(Records from a data collection)
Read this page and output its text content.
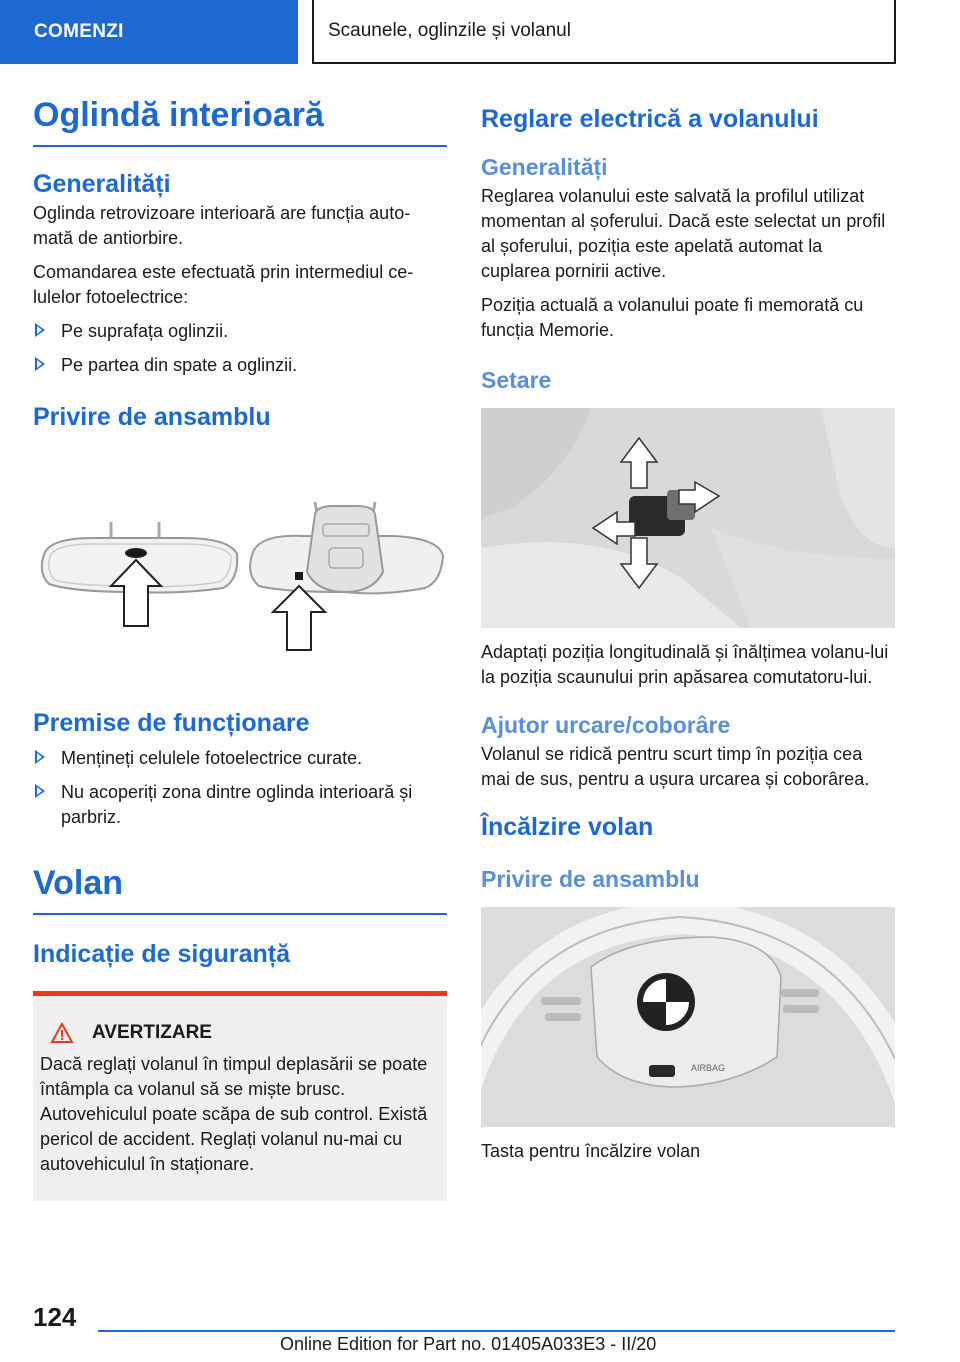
COMENZI	Scaunele, oglinzile și volanul
Oglindă interioară
Generalități

Oglinda retrovizoare interioară are funcția auto-mată de antiorbire.

Comandarea este efectuată prin intermediul ce-lulelor fotoelectrice:

Pe suprafața oglinzii.
Pe partea din spate a oglinzii.
Privire de ansamblu
Premise de funcționare
Mențineți celulele fotoelectrice curate.
Nu acoperiți zona dintre oglinda interioară și parbriz.
Volan
Indicație de siguranță
AVERTIZARE

Dacă reglați volanul în timpul deplasării se poate întâmpla ca volanul să se miște brusc. Autovehiculul poate scăpa de sub control. Există pericol de accident. Reglați volanul nu-mai cu autovehiculul în staționare.

Reglare electrică a volanului
Generalități

Reglarea volanului este salvată la profilul utilizat momentan al șoferului. Dacă este selectat un profil al șoferului, poziția este apelată automat la cuplarea pornirii active.

Poziția actuală a volanului poate fi memorată cu funcția Memorie.

Setare

Adaptați poziția longitudinală și înălțimea volanu-lui la poziția scaunului prin apăsarea comutatoru-lui.

Ajutor urcare/coborâre

Volanul se ridică pentru scurt timp în poziția cea mai de sus, pentru a ușura urcarea și coborârea.

Încălzire volan
Privire de ansamblu
AIRBAG

Tasta pentru încălzire volan

124
Online Edition for Part no. 01405A033E3 - II/20
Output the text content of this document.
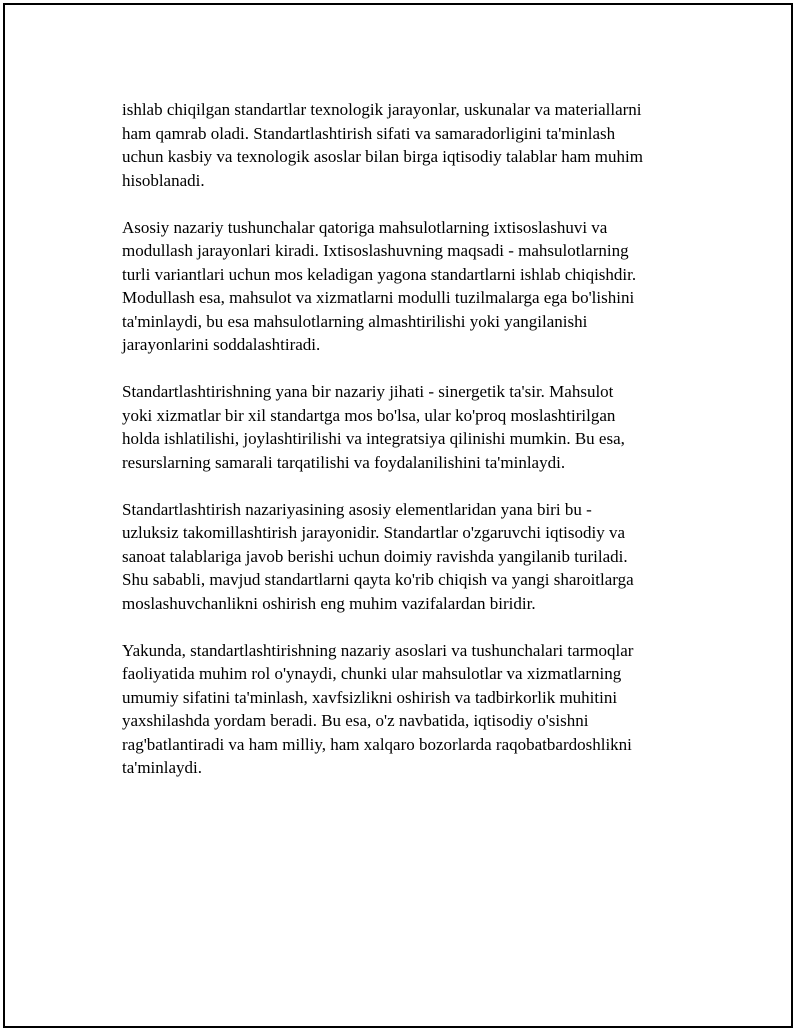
ishlab chiqilgan standartlar texnologik jarayonlar, uskunalar va materiallarni
ham qamrab oladi. Standartlashtirish sifati va samaradorligini ta'minlash
uchun kasbiy va texnologik asoslar bilan birga iqtisodiy talablar ham muhim
hisoblanadi.

Asosiy nazariy tushunchalar qatoriga mahsulotlarning ixtisoslashuvi va
modullash jarayonlari kiradi. Ixtisoslashuvning maqsadi - mahsulotlarning
turli variantlari uchun mos keladigan yagona standartlarni ishlab chiqishdir.
Modullash esa, mahsulot va xizmatlarni modulli tuzilmalarga ega bo'lishini
ta'minlaydi, bu esa mahsulotlarning almashtirilishi yoki yangilanishi
jarayonlarini soddalashtiradi.

Standartlashtirishning yana bir nazariy jihati - sinergetik ta'sir. Mahsulot
yoki xizmatlar bir xil standartga mos bo'lsa, ular ko'proq moslashtirilgan
holda ishlatilishi, joylashtirilishi va integratsiya qilinishi mumkin. Bu esa,
resurslarning samarali tarqatilishi va foydalanilishini ta'minlaydi.

Standartlashtirish nazariyasining asosiy elementlaridan yana biri bu -
uzluksiz takomillashtirish jarayonidir. Standartlar o'zgaruvchi iqtisodiy va
sanoat talablariga javob berishi uchun doimiy ravishda yangilanib turiladi.
Shu sababli, mavjud standartlarni qayta ko'rib chiqish va yangi sharoitlarga
moslashuvchanlikni oshirish eng muhim vazifalardan biridir.

Yakunda, standartlashtirishning nazariy asoslari va tushunchalari tarmoqlar
faoliyatida muhim rol o'ynaydi, chunki ular mahsulotlar va xizmatlarning
umumiy sifatini ta'minlash, xavfsizlikni oshirish va tadbirkorlik muhitini
yaxshilashda yordam beradi. Bu esa, o'z navbatida, iqtisodiy o'sishni
rag'batlantiradi va ham milliy, ham xalqaro bozorlarda raqobatbardoshlikni
ta'minlaydi.
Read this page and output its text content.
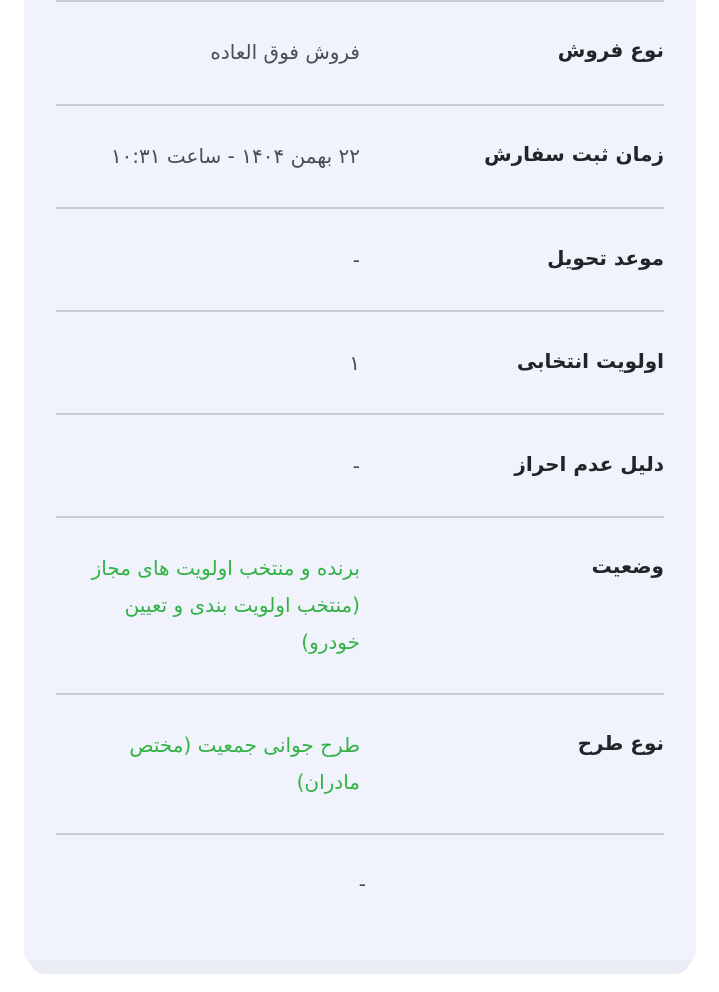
نوع فروش
فروش فوق العاده
زمان ثبت سفارش
۲۲ بهمن ۱۴۰۴ - ساعت ۱۰:۳۱
موعد تحویل
-
اولویت انتخابی
۱
دلیل عدم احراز
-
وضعیت
برنده و منتخب اولویت های مجاز (منتخب اولویت بندی و تعیین خودرو)
نوع طرح
طرح جوانی جمعیت (مختص مادران)
-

## WHAT NEEDS TO BE DONE
Leave the pictures out and reproduce each record exactly as written.

## ANSWER TO THIS TASK
Read this page and output its text content.
COMENZI	Scaunele, oglinzile și volanul
Oglindă interioară
Generalități

Oglinda retrovizoare interioară are funcția auto-mată de antiorbire.

Comandarea este efectuată prin intermediul ce-lulelor fotoelectrice:

Pe suprafața oglinzii.
Pe partea din spate a oglinzii.
Privire de ansamblu
Premise de funcționare
Mențineți celulele fotoelectrice curate.
Nu acoperiți zona dintre oglinda interioară și parbriz.
Volan
Indicație de siguranță
AVERTIZARE

Dacă reglați volanul în timpul deplasării se poate întâmpla ca volanul să se miște brusc. Autovehiculul poate scăpa de sub control. Există pericol de accident. Reglați volanul nu-mai cu autovehiculul în staționare.

Reglare electrică a volanului
Generalități

Reglarea volanului este salvată la profilul utilizat momentan al șoferului. Dacă este selectat un profil al șoferului, poziția este apelată automat la cuplarea pornirii active.

Poziția actuală a volanului poate fi memorată cu funcția Memorie.

Setare

Adaptați poziția longitudinală și înălțimea volanu-lui la poziția scaunului prin apăsarea comutatoru-lui.

Ajutor urcare/coborâre

Volanul se ridică pentru scurt timp în poziția cea mai de sus, pentru a ușura urcarea și coborârea.

Încălzire volan
Privire de ansamblu
AIRBAG

Tasta pentru încălzire volan

124
Online Edition for Part no. 01405A033E3 - II/20
Output the text content of this document.
ishlab chiqilgan standartlar texnologik jarayonlar, uskunalar va materiallarni
ham qamrab oladi. Standartlashtirish sifati va samaradorligini ta'minlash
uchun kasbiy va texnologik asoslar bilan birga iqtisodiy talablar ham muhim
hisoblanadi.

Asosiy nazariy tushunchalar qatoriga mahsulotlarning ixtisoslashuvi va
modullash jarayonlari kiradi. Ixtisoslashuvning maqsadi - mahsulotlarning
turli variantlari uchun mos keladigan yagona standartlarni ishlab chiqishdir.
Modullash esa, mahsulot va xizmatlarni modulli tuzilmalarga ega bo'lishini
ta'minlaydi, bu esa mahsulotlarning almashtirilishi yoki yangilanishi
jarayonlarini soddalashtiradi.

Standartlashtirishning yana bir nazariy jihati - sinergetik ta'sir. Mahsulot
yoki xizmatlar bir xil standartga mos bo'lsa, ular ko'proq moslashtirilgan
holda ishlatilishi, joylashtirilishi va integratsiya qilinishi mumkin. Bu esa,
resurslarning samarali tarqatilishi va foydalanilishini ta'minlaydi.

Standartlashtirish nazariyasining asosiy elementlaridan yana biri bu -
uzluksiz takomillashtirish jarayonidir. Standartlar o'zgaruvchi iqtisodiy va
sanoat talablariga javob berishi uchun doimiy ravishda yangilanib turiladi.
Shu sababli, mavjud standartlarni qayta ko'rib chiqish va yangi sharoitlarga
moslashuvchanlikni oshirish eng muhim vazifalardan biridir.

Yakunda, standartlashtirishning nazariy asoslari va tushunchalari tarmoqlar
faoliyatida muhim rol o'ynaydi, chunki ular mahsulotlar va xizmatlarning
umumiy sifatini ta'minlash, xavfsizlikni oshirish va tadbirkorlik muhitini
yaxshilashda yordam beradi. Bu esa, o'z navbatida, iqtisodiy o'sishni
rag'batlantiradi va ham milliy, ham xalqaro bozorlarda raqobatbardoshlikni
ta'minlaydi.
Read this page and output its text content.
نوع فروش
فروش فوق العاده
زمان ثبت سفارش
۲۲ بهمن ۱۴۰۴ - ساعت ۱۰:۳۱
موعد تحویل
-
اولویت انتخابی
۱
دلیل عدم احراز
-
وضعیت
برنده و منتخب اولویت های مجاز (منتخب اولویت بندی و تعیین خودرو)
نوع طرح
طرح جوانی جمعیت (مختص مادران)
-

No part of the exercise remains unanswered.